YOUR GOAL
Go through the listing and write out all of it exactly.

INFORMATION GIVEN
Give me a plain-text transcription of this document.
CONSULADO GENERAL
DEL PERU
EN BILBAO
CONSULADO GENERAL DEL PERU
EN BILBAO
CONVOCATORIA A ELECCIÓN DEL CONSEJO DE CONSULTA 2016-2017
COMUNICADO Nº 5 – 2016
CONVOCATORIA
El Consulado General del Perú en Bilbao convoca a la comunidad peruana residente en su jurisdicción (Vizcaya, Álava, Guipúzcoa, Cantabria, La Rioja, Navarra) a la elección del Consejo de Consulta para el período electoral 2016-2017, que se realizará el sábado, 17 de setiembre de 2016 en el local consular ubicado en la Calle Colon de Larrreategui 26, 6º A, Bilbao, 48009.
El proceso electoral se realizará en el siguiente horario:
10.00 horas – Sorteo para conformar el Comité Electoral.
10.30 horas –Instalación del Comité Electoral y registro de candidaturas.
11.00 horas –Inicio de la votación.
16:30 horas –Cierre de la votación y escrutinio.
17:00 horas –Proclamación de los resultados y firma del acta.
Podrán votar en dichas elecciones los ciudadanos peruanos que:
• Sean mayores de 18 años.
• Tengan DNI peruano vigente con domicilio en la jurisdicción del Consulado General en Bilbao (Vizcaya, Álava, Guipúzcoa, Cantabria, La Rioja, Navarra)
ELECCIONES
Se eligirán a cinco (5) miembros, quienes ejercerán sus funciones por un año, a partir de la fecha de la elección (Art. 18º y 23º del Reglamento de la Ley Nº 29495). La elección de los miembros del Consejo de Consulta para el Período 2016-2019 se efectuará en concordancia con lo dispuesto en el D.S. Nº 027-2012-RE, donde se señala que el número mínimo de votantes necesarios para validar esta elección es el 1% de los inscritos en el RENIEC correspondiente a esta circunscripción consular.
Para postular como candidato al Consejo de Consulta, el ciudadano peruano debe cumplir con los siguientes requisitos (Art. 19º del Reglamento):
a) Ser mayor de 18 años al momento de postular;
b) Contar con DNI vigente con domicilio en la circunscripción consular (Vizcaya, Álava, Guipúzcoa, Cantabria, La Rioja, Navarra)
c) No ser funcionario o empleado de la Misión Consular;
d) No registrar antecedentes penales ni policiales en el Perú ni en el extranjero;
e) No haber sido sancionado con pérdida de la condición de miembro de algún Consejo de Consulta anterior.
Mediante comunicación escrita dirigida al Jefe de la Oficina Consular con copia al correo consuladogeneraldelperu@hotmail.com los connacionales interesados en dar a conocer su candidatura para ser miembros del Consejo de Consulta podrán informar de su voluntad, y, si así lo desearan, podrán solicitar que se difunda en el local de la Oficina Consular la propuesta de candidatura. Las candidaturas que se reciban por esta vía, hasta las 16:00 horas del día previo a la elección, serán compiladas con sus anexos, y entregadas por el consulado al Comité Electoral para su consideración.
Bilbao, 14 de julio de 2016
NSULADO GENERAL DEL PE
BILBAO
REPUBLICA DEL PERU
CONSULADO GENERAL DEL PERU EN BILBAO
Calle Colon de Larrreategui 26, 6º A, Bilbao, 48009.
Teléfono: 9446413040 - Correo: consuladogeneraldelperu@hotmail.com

FINAL RESULT
Give me a plain-text transcription of this document.
CONSULADO GENERAL
DEL PERU
EN BILBAO
CONSULADO GENERAL DEL PERU
EN BILBAO
CONVOCATORIA A ELECCIÓN DEL CONSEJO DE CONSULTA 2016-2017
COMUNICADO Nº 5 – 2016
CONVOCATORIA
El Consulado General del Perú en Bilbao convoca a la comunidad peruana residente en su jurisdicción (Vizcaya, Álava, Guipúzcoa, Cantabria, La Rioja, Navarra) a la elección del Consejo de Consulta para el período electoral 2016-2017, que se realizará el sábado, 17 de setiembre de 2016 en el local consular ubicado en la Calle Colon de Larrreategui 26, 6º A, Bilbao, 48009.
El proceso electoral se realizará en el siguiente horario:
10.00 horas – Sorteo para conformar el Comité Electoral.
10.30 horas –Instalación del Comité Electoral y registro de candidaturas.
11.00 horas –Inicio de la votación.
16:30 horas –Cierre de la votación y escrutinio.
17:00 horas –Proclamación de los resultados y firma del acta.
Podrán votar en dichas elecciones los ciudadanos peruanos que:
• Sean mayores de 18 años.
• Tengan DNI peruano vigente con domicilio en la jurisdicción del Consulado General en Bilbao (Vizcaya, Álava, Guipúzcoa, Cantabria, La Rioja, Navarra)
ELECCIONES
Se eligirán a cinco (5) miembros, quienes ejercerán sus funciones por un año, a partir de la fecha de la elección (Art. 18º y 23º del Reglamento de la Ley Nº 29495). La elección de los miembros del Consejo de Consulta para el Período 2016-2019 se efectuará en concordancia con lo dispuesto en el D.S. Nº 027-2012-RE, donde se señala que el número mínimo de votantes necesarios para validar esta elección es el 1% de los inscritos en el RENIEC correspondiente a esta circunscripción consular.
Para postular como candidato al Consejo de Consulta, el ciudadano peruano debe cumplir con los siguientes requisitos (Art. 19º del Reglamento):
a) Ser mayor de 18 años al momento de postular;
b) Contar con DNI vigente con domicilio en la circunscripción consular (Vizcaya, Álava, Guipúzcoa, Cantabria, La Rioja, Navarra)
c) No ser funcionario o empleado de la Misión Consular;
d) No registrar antecedentes penales ni policiales en el Perú ni en el extranjero;
e) No haber sido sancionado con pérdida de la condición de miembro de algún Consejo de Consulta anterior.
Mediante comunicación escrita dirigida al Jefe de la Oficina Consular con copia al correo consuladogeneraldelperu@hotmail.com los connacionales interesados en dar a conocer su candidatura para ser miembros del Consejo de Consulta podrán informar de su voluntad, y, si así lo desearan, podrán solicitar que se difunda en el local de la Oficina Consular la propuesta de candidatura. Las candidaturas que se reciban por esta vía, hasta las 16:00 horas del día previo a la elección, serán compiladas con sus anexos, y entregadas por el consulado al Comité Electoral para su consideración.
Bilbao, 14 de julio de 2016
NSULADO GENERAL DEL PE
BILBAO
REPUBLICA DEL PERU
CONSULADO GENERAL DEL PERU EN BILBAO
Calle Colon de Larrreategui 26, 6º A, Bilbao, 48009.
Teléfono: 9446413040 - Correo: consuladogeneraldelperu@hotmail.com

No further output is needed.